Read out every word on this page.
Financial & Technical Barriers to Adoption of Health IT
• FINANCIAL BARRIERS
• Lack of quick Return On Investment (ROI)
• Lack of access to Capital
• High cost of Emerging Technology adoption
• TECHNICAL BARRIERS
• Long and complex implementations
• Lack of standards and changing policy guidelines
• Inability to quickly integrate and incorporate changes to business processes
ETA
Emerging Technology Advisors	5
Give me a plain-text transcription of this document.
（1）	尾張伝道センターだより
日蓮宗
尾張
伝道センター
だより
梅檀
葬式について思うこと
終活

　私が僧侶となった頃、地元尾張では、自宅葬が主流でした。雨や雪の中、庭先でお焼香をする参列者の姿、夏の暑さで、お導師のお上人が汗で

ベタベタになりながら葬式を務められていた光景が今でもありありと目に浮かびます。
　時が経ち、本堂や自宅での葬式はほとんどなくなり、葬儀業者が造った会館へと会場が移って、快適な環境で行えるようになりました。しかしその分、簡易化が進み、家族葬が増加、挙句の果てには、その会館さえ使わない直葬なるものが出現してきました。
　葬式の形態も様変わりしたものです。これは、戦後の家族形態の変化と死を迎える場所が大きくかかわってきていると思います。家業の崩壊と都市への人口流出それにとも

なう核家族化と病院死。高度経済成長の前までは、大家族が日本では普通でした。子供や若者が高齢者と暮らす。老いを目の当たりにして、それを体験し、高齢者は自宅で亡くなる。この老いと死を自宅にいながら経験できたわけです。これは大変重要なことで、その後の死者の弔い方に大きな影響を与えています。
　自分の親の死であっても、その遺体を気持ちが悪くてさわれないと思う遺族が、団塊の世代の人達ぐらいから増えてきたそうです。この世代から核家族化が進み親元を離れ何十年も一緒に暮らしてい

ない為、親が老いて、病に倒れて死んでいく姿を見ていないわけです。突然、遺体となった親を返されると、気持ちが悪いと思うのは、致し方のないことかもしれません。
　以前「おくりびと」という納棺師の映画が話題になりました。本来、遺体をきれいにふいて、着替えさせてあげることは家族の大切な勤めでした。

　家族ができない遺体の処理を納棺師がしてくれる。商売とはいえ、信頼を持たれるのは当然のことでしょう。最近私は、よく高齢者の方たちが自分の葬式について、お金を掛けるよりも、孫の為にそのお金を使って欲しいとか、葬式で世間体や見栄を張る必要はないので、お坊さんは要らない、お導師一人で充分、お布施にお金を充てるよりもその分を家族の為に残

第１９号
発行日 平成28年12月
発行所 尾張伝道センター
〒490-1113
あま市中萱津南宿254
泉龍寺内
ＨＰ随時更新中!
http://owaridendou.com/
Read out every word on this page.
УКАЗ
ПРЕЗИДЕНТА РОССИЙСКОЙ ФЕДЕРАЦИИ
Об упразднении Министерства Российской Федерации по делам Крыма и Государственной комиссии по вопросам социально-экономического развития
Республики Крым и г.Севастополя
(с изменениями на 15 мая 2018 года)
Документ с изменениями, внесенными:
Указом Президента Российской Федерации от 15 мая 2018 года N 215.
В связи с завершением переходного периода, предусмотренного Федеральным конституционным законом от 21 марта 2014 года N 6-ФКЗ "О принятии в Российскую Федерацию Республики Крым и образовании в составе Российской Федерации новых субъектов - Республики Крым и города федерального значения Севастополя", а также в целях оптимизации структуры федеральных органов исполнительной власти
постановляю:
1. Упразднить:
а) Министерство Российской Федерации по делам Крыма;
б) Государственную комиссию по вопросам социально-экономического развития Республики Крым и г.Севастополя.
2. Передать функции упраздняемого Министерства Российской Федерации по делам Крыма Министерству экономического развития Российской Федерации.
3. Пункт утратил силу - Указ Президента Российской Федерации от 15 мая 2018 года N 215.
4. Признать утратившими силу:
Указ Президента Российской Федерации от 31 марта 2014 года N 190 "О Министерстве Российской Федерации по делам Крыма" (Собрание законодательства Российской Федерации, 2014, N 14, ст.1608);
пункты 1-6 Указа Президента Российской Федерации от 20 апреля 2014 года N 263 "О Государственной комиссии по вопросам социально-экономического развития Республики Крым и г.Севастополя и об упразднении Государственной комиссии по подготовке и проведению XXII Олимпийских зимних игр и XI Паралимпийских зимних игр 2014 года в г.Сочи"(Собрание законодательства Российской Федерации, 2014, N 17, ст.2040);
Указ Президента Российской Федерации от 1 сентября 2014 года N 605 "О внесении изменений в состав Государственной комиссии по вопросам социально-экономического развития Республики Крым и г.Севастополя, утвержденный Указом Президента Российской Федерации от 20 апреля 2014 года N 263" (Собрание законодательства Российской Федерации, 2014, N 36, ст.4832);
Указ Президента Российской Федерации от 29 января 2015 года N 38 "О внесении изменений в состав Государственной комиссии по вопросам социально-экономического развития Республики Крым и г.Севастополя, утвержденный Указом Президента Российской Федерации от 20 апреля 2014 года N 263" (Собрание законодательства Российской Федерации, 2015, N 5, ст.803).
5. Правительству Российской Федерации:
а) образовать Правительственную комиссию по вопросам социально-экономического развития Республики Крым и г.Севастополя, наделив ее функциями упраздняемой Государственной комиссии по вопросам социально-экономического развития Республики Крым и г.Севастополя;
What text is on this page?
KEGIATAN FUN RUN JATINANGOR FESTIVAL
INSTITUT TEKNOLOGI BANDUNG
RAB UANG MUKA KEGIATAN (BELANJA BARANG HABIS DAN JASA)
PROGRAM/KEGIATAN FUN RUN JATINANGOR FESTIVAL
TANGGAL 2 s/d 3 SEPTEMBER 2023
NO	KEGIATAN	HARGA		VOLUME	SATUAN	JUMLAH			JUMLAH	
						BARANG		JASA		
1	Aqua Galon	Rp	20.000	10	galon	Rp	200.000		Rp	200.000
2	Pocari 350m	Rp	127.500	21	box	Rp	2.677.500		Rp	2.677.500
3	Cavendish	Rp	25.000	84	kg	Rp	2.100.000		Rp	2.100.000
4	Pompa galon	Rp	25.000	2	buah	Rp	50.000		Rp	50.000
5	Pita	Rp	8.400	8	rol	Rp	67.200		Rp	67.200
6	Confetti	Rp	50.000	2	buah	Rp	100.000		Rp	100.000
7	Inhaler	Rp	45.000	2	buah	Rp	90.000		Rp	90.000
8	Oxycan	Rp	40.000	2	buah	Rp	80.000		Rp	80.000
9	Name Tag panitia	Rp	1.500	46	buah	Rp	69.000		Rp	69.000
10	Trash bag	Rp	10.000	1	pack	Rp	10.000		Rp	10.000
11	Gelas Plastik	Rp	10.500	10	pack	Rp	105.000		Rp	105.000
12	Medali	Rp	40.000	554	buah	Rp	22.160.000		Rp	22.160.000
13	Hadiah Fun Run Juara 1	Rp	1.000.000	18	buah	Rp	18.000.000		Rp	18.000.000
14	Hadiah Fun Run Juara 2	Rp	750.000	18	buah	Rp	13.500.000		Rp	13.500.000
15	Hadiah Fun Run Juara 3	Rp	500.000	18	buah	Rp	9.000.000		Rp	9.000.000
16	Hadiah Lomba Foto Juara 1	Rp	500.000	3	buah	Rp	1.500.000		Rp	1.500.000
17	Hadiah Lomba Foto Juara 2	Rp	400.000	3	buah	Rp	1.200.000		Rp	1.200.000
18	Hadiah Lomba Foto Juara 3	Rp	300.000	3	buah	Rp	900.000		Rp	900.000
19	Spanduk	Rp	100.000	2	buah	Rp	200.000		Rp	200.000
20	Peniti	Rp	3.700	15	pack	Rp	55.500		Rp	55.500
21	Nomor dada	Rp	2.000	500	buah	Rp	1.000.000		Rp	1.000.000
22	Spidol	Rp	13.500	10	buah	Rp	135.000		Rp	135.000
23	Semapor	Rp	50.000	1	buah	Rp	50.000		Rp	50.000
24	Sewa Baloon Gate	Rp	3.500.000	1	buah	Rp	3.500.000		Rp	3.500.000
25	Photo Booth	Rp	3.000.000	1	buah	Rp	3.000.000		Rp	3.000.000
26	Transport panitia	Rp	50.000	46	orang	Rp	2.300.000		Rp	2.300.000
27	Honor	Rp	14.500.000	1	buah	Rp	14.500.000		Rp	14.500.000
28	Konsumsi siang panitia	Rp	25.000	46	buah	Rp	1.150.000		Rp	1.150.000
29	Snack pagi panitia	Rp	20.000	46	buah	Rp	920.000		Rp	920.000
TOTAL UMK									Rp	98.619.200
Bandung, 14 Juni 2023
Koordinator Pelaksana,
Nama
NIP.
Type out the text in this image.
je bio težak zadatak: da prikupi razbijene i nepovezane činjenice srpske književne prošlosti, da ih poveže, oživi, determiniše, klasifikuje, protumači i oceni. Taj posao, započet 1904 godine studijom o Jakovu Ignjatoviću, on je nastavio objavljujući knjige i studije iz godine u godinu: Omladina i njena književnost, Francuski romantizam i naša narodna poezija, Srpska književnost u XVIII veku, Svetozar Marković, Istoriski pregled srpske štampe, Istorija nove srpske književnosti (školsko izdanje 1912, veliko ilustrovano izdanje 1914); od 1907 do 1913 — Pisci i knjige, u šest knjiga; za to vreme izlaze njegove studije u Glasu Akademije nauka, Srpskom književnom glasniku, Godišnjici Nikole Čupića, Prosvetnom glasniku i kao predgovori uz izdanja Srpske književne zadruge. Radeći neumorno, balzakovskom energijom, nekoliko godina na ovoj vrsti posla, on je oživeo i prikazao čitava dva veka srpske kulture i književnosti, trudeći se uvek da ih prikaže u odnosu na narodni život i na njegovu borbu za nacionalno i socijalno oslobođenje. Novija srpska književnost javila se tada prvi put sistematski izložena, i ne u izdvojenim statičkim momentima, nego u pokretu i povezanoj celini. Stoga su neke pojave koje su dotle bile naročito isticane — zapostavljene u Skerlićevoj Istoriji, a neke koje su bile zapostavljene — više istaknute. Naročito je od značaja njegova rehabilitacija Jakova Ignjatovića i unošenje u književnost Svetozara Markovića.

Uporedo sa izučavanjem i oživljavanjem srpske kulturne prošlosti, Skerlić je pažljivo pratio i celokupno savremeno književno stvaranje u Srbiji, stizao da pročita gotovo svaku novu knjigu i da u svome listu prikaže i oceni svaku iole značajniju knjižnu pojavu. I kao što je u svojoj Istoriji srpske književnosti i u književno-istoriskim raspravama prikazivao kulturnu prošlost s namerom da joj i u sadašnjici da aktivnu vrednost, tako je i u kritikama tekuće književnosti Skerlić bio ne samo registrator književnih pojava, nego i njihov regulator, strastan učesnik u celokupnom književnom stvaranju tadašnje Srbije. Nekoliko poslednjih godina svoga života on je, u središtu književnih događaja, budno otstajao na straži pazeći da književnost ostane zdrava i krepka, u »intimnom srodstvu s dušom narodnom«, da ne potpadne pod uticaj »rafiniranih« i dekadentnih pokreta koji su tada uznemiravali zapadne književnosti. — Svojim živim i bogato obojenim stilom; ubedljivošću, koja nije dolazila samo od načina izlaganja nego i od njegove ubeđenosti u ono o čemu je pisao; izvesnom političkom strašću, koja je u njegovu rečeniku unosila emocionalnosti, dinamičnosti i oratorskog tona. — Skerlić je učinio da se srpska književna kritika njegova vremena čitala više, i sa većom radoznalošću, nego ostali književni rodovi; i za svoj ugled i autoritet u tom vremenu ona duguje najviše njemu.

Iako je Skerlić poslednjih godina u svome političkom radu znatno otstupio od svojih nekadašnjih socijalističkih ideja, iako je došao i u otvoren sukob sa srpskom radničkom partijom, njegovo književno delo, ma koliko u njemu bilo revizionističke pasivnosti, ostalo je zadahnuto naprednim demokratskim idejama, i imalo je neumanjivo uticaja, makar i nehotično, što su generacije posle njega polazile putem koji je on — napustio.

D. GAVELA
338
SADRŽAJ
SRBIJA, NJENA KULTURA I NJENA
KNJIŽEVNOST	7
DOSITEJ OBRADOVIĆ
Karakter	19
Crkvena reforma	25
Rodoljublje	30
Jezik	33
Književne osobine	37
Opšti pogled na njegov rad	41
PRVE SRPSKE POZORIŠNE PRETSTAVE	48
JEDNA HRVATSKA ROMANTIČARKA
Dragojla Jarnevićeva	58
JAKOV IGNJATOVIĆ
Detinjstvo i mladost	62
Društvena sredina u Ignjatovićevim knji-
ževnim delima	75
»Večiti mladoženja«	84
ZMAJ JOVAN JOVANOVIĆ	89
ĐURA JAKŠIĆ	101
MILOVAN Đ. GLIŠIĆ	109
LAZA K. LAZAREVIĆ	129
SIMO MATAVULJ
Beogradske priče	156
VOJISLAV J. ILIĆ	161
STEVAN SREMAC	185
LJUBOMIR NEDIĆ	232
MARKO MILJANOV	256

——————————

Select all lines in the listing above where the word "JASA" appears, and show them.

Exercise output →
RAB UANG MUKA KEGIATAN (BELANJA BARANG HABIS DAN JASA)
						BARANG		JASA		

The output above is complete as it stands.